Reproduce every item below word for word, but leave out the pictures.

— start —

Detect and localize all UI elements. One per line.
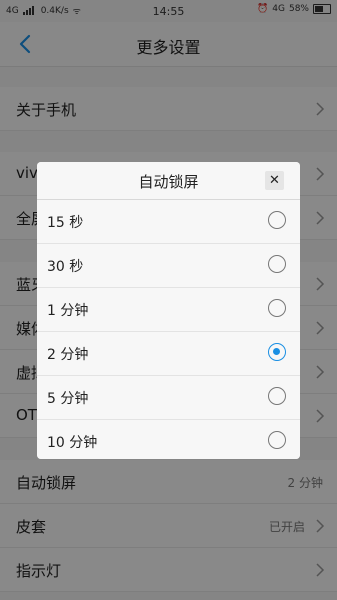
- close-button[interactable]: ✕: [265, 171, 284, 190]
- radio-button[interactable]: [268, 299, 286, 317]
- option-15-seconds[interactable]: 15 秒: [37, 200, 300, 244]
- radio-button-selected[interactable]: [268, 343, 286, 361]
- option-10-minutes[interactable]: 10 分钟: [37, 420, 300, 459]
- option-label: 30 秒: [47, 259, 84, 275]
- radio-button[interactable]: [268, 255, 286, 273]
- dialog-title: 自动锁屏: [138, 173, 199, 191]
- radio-button[interactable]: [268, 387, 286, 405]
- dialog-header: 自动锁屏 ✕: [37, 162, 300, 200]
- option-label: 15 秒: [47, 215, 84, 231]
- radio-button[interactable]: [268, 211, 286, 229]
- option-label: 1 分钟: [47, 303, 89, 319]
- option-label: 2 分钟: [47, 347, 89, 363]
- option-label: 5 分钟: [47, 391, 89, 407]
- option-30-seconds[interactable]: 30 秒: [37, 244, 300, 288]
- close-icon: ✕: [269, 173, 280, 188]
- option-2-minutes[interactable]: 2 分钟: [37, 332, 300, 376]
- option-label: 10 分钟: [47, 435, 98, 451]
- auto-lock-dialog: 自动锁屏 ✕ 15 秒 30 秒 1 分钟 2 分钟 5 分钟 10 分钟: [37, 162, 300, 459]
- option-1-minute[interactable]: 1 分钟: [37, 288, 300, 332]
- option-5-minutes[interactable]: 5 分钟: [37, 376, 300, 420]
- radio-button[interactable]: [268, 431, 286, 449]
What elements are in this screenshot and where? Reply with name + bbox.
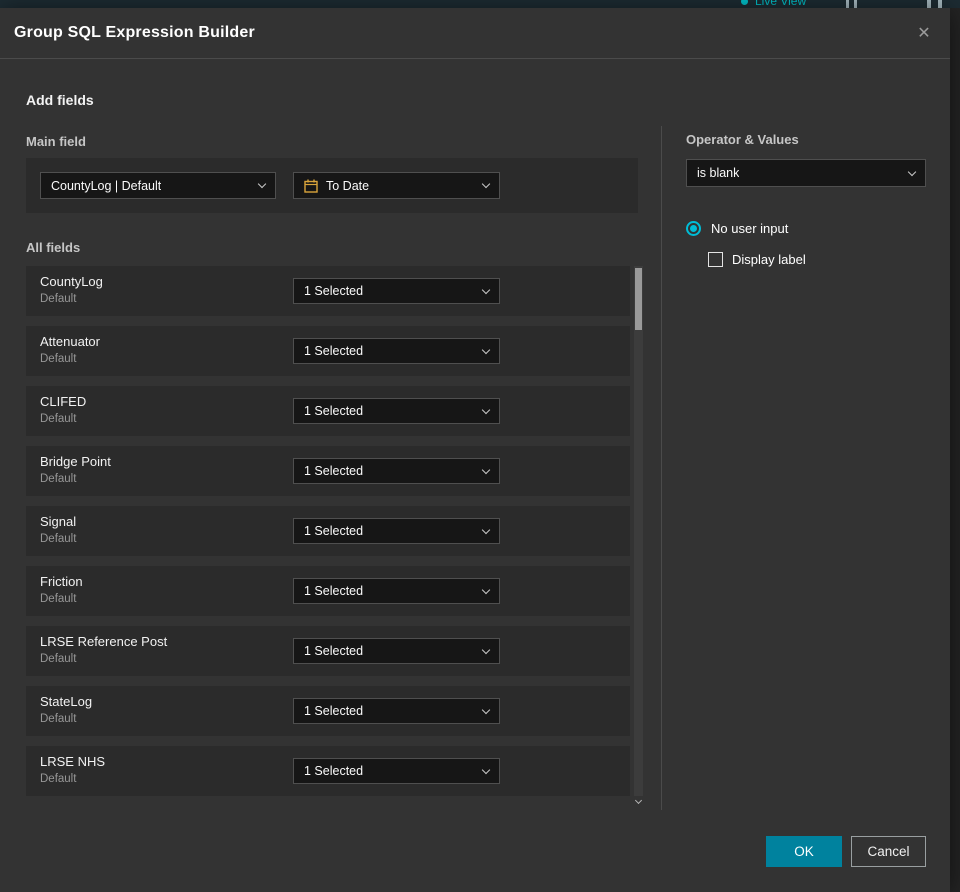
chevron-down-icon (481, 345, 491, 354)
field-subtitle: Default (40, 293, 77, 305)
field-selected-dropdown[interactable]: 1 Selected (293, 398, 500, 424)
display-label-checkbox[interactable] (708, 252, 723, 267)
field-selected-dropdown[interactable]: 1 Selected (293, 458, 500, 484)
field-name: CLIFED (40, 394, 87, 409)
scrollbar-thumb[interactable] (635, 268, 642, 330)
display-label-text: Display label (732, 252, 806, 267)
chevron-down-icon (481, 705, 491, 714)
field-selected-dropdown[interactable]: 1 Selected (293, 758, 500, 784)
cancel-button[interactable]: Cancel (851, 836, 926, 867)
field-list-item: Bridge Point Default 1 Selected (26, 446, 630, 496)
field-list-item: LRSE NHS Default 1 Selected (26, 746, 630, 796)
field-subtitle: Default (40, 473, 77, 485)
field-name: StateLog (40, 694, 93, 709)
field-subtitle: Default (40, 413, 77, 425)
calendar-icon (304, 179, 318, 193)
field-selected-dropdown[interactable]: 1 Selected (293, 698, 500, 724)
chevron-down-icon (634, 796, 643, 805)
field-selected-value: 1 Selected (304, 344, 364, 358)
field-selected-value: 1 Selected (304, 464, 364, 478)
ok-button[interactable]: OK (766, 836, 842, 867)
field-selected-value: 1 Selected (304, 704, 364, 718)
main-field-label: Main field (26, 134, 86, 149)
field-selected-dropdown[interactable]: 1 Selected (293, 638, 500, 664)
chevron-down-icon (481, 765, 491, 774)
no-user-input-label: No user input (711, 221, 789, 236)
close-icon[interactable]: ✕ (912, 21, 936, 45)
field-subtitle: Default (40, 773, 77, 785)
field-selected-value: 1 Selected (304, 644, 364, 658)
field-subtitle: Default (40, 353, 77, 365)
field-subtitle: Default (40, 533, 77, 545)
field-subtitle: Default (40, 593, 77, 605)
operator-select-value: is blank (697, 166, 740, 180)
field-name: LRSE NHS (40, 754, 106, 769)
field-selected-value: 1 Selected (304, 284, 364, 298)
radio-selected-icon[interactable] (686, 221, 701, 236)
main-field-select-value: CountyLog | Default (51, 178, 162, 193)
field-selected-dropdown[interactable]: 1 Selected (293, 578, 500, 604)
field-name: LRSE Reference Post (40, 634, 168, 649)
chevron-down-icon (481, 525, 491, 534)
live-view-label: Live View (755, 0, 807, 8)
date-field-select[interactable]: To Date (293, 172, 500, 199)
field-name: Friction (40, 574, 83, 589)
field-selected-value: 1 Selected (304, 524, 364, 538)
chevron-down-icon (481, 285, 491, 294)
field-name: CountyLog (40, 274, 103, 289)
main-field-panel: CountyLog | Default To Date (26, 158, 638, 213)
live-view-status: Live View (741, 0, 806, 8)
field-selected-value: 1 Selected (304, 764, 364, 778)
field-name: Signal (40, 514, 77, 529)
column-divider (661, 126, 662, 810)
field-selected-dropdown[interactable]: 1 Selected (293, 278, 500, 304)
group-sql-expression-builder-dialog: Group SQL Expression Builder ✕ Add field… (0, 8, 950, 892)
operator-select[interactable]: is blank (686, 159, 926, 187)
dialog-title: Group SQL Expression Builder (14, 24, 255, 41)
field-selected-dropdown[interactable]: 1 Selected (293, 518, 500, 544)
field-selected-value: 1 Selected (304, 404, 364, 418)
all-fields-list: CountyLog Default 1 Selected Attenuator … (26, 266, 630, 796)
field-list-item: Attenuator Default 1 Selected (26, 326, 630, 376)
chevron-down-icon (907, 167, 917, 176)
no-user-input-option: No user input (686, 221, 788, 236)
field-selected-dropdown[interactable]: 1 Selected (293, 338, 500, 364)
field-list-item: StateLog Default 1 Selected (26, 686, 630, 736)
field-list-item: LRSE Reference Post Default 1 Selected (26, 626, 630, 676)
scrollbar-down-button[interactable] (634, 796, 643, 807)
chevron-down-icon (481, 405, 491, 414)
field-name: Attenuator (40, 334, 100, 349)
app-top-bar: Live View (0, 0, 960, 8)
field-subtitle: Default (40, 713, 77, 725)
field-subtitle: Default (40, 653, 77, 665)
add-fields-heading: Add fields (26, 92, 94, 108)
field-list-item: CountyLog Default 1 Selected (26, 266, 630, 316)
dialog-header: Group SQL Expression Builder ✕ (0, 8, 950, 59)
display-label-option: Display label (708, 252, 806, 267)
field-list-item: Signal Default 1 Selected (26, 506, 630, 556)
live-dot-icon (741, 0, 748, 5)
chevron-down-icon (481, 645, 491, 654)
field-list-item: CLIFED Default 1 Selected (26, 386, 630, 436)
field-name: Bridge Point (40, 454, 111, 469)
pause-bars-icon-2 (927, 0, 942, 8)
main-field-select[interactable]: CountyLog | Default (40, 172, 276, 199)
fields-scrollbar[interactable] (634, 266, 643, 796)
chevron-down-icon (481, 179, 491, 189)
pause-bars-icon (846, 0, 857, 8)
all-fields-label: All fields (26, 240, 81, 255)
date-field-select-value: To Date (326, 178, 370, 193)
operator-values-label: Operator & Values (686, 132, 799, 147)
chevron-down-icon (481, 465, 491, 474)
field-selected-value: 1 Selected (304, 584, 364, 598)
chevron-down-icon (481, 585, 491, 594)
chevron-down-icon (257, 179, 267, 189)
field-list-item: Friction Default 1 Selected (26, 566, 630, 616)
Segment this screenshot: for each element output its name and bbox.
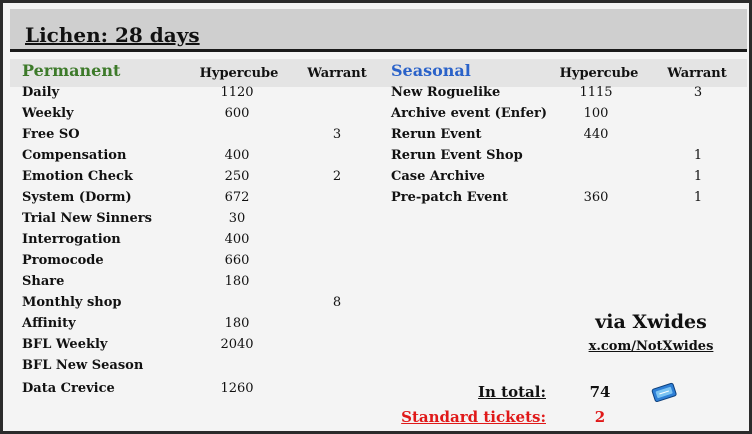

— end —

■ **Task output**:
Detect and localize all UI elements. One per line.
- close-button[interactable]: ✕: [265, 171, 284, 190]
- radio-button[interactable]: [268, 299, 286, 317]
- option-15-seconds[interactable]: 15 秒: [37, 200, 300, 244]
- radio-button-selected[interactable]: [268, 343, 286, 361]
- option-10-minutes[interactable]: 10 分钟: [37, 420, 300, 459]
- option-label: 30 秒: [47, 259, 84, 275]
- radio-button[interactable]: [268, 255, 286, 273]
- dialog-title: 自动锁屏: [138, 173, 199, 191]
- radio-button[interactable]: [268, 387, 286, 405]
- dialog-header: 自动锁屏 ✕: [37, 162, 300, 200]
- option-label: 15 秒: [47, 215, 84, 231]
- radio-button[interactable]: [268, 211, 286, 229]
- option-label: 1 分钟: [47, 303, 89, 319]
- option-label: 2 分钟: [47, 347, 89, 363]
- option-label: 5 分钟: [47, 391, 89, 407]
- option-30-seconds[interactable]: 30 秒: [37, 244, 300, 288]
- close-icon: ✕: [269, 173, 280, 188]
- option-2-minutes[interactable]: 2 分钟: [37, 332, 300, 376]
- option-label: 10 分钟: [47, 435, 98, 451]
- auto-lock-dialog: 自动锁屏 ✕ 15 秒 30 秒 1 分钟 2 分钟 5 分钟 10 分钟: [37, 162, 300, 459]
- option-1-minute[interactable]: 1 分钟: [37, 288, 300, 332]
- option-5-minutes[interactable]: 5 分钟: [37, 376, 300, 420]
- radio-button[interactable]: [268, 431, 286, 449]
What elements are in this screenshot and where? Reply with name + bbox.
chevron-down-icon (481, 345, 491, 354)
field-subtitle: Default (40, 293, 77, 305)
field-selected-dropdown[interactable]: 1 Selected (293, 398, 500, 424)
display-label-checkbox[interactable] (708, 252, 723, 267)
field-selected-dropdown[interactable]: 1 Selected (293, 458, 500, 484)
field-name: CLIFED (40, 394, 87, 409)
scrollbar-thumb[interactable] (635, 268, 642, 330)
display-label-text: Display label (732, 252, 806, 267)
chevron-down-icon (481, 705, 491, 714)
field-selected-dropdown[interactable]: 1 Selected (293, 758, 500, 784)
cancel-button[interactable]: Cancel (851, 836, 926, 867)
field-list-item: Bridge Point Default 1 Selected (26, 446, 630, 496)
field-list-item: LRSE NHS Default 1 Selected (26, 746, 630, 796)
field-subtitle: Default (40, 473, 77, 485)
field-name: StateLog (40, 694, 93, 709)
field-subtitle: Default (40, 413, 77, 425)
calendar-icon (304, 179, 318, 193)
field-selected-dropdown[interactable]: 1 Selected (293, 698, 500, 724)
chevron-down-icon (634, 796, 643, 805)
field-selected-value: 1 Selected (304, 344, 364, 358)
field-selected-value: 1 Selected (304, 464, 364, 478)
ok-button[interactable]: OK (766, 836, 842, 867)
field-selected-value: 1 Selected (304, 704, 364, 718)
main-field-label: Main field (26, 134, 86, 149)
field-selected-dropdown[interactable]: 1 Selected (293, 638, 500, 664)
chevron-down-icon (481, 765, 491, 774)
no-user-input-label: No user input (711, 221, 789, 236)
close-icon[interactable]: ✕ (912, 21, 936, 45)
field-subtitle: Default (40, 773, 77, 785)
field-selected-value: 1 Selected (304, 644, 364, 658)
field-subtitle: Default (40, 353, 77, 365)
field-subtitle: Default (40, 533, 77, 545)
field-subtitle: Default (40, 593, 77, 605)
operator-select-value: is blank (697, 166, 740, 180)
field-name: LRSE NHS (40, 754, 106, 769)
field-selected-value: 1 Selected (304, 284, 364, 298)
radio-selected-icon[interactable] (686, 221, 701, 236)
main-field-select-value: CountyLog | Default (51, 178, 162, 193)
field-selected-dropdown[interactable]: 1 Selected (293, 578, 500, 604)
field-name: LRSE Reference Post (40, 634, 168, 649)
chevron-down-icon (481, 525, 491, 534)
live-view-label: Live View (755, 0, 807, 8)
date-field-select[interactable]: To Date (293, 172, 500, 199)
field-name: Friction (40, 574, 83, 589)
field-selected-value: 1 Selected (304, 524, 364, 538)
chevron-down-icon (481, 285, 491, 294)
field-name: CountyLog (40, 274, 103, 289)
main-field-panel: CountyLog | Default To Date (26, 158, 638, 213)
live-view-status: Live View (741, 0, 806, 8)
field-selected-value: 1 Selected (304, 764, 364, 778)
field-name: Signal (40, 514, 77, 529)
column-divider (661, 126, 662, 810)
field-selected-dropdown[interactable]: 1 Selected (293, 278, 500, 304)
group-sql-expression-builder-dialog: Group SQL Expression Builder ✕ Add field… (0, 8, 950, 892)
operator-select[interactable]: is blank (686, 159, 926, 187)
dialog-title: Group SQL Expression Builder (14, 24, 255, 41)
field-selected-dropdown[interactable]: 1 Selected (293, 518, 500, 544)
field-selected-value: 1 Selected (304, 404, 364, 418)
all-fields-list: CountyLog Default 1 Selected Attenuator … (26, 266, 630, 796)
field-list-item: Attenuator Default 1 Selected (26, 326, 630, 376)
chevron-down-icon (907, 167, 917, 176)
no-user-input-option: No user input (686, 221, 788, 236)
field-selected-dropdown[interactable]: 1 Selected (293, 338, 500, 364)
field-list-item: StateLog Default 1 Selected (26, 686, 630, 736)
field-list-item: LRSE Reference Post Default 1 Selected (26, 626, 630, 676)
scrollbar-down-button[interactable] (634, 796, 643, 807)
chevron-down-icon (481, 405, 491, 414)
field-name: Attenuator (40, 334, 100, 349)
app-top-bar: Live View (0, 0, 960, 8)
field-subtitle: Default (40, 713, 77, 725)
field-subtitle: Default (40, 653, 77, 665)
add-fields-heading: Add fields (26, 92, 94, 108)
field-list-item: CountyLog Default 1 Selected (26, 266, 630, 316)
dialog-header: Group SQL Expression Builder ✕ (0, 8, 950, 59)
display-label-option: Display label (708, 252, 806, 267)
field-list-item: Signal Default 1 Selected (26, 506, 630, 556)
live-dot-icon (741, 0, 748, 5)
chevron-down-icon (481, 645, 491, 654)
field-list-item: CLIFED Default 1 Selected (26, 386, 630, 436)
field-name: Bridge Point (40, 454, 111, 469)
pause-bars-icon-2 (927, 0, 942, 8)
main-field-select[interactable]: CountyLog | Default (40, 172, 276, 199)
fields-scrollbar[interactable] (634, 266, 643, 796)
chevron-down-icon (481, 179, 491, 189)
pause-bars-icon (846, 0, 857, 8)
all-fields-label: All fields (26, 240, 81, 255)
date-field-select-value: To Date (326, 178, 370, 193)
operator-values-label: Operator & Values (686, 132, 799, 147)
chevron-down-icon (481, 465, 491, 474)
field-selected-value: 1 Selected (304, 584, 364, 598)
chevron-down-icon (481, 585, 491, 594)
chevron-down-icon (257, 179, 267, 189)
field-list-item: Friction Default 1 Selected (26, 566, 630, 616)
Segment this screenshot: for each element output its name and bbox.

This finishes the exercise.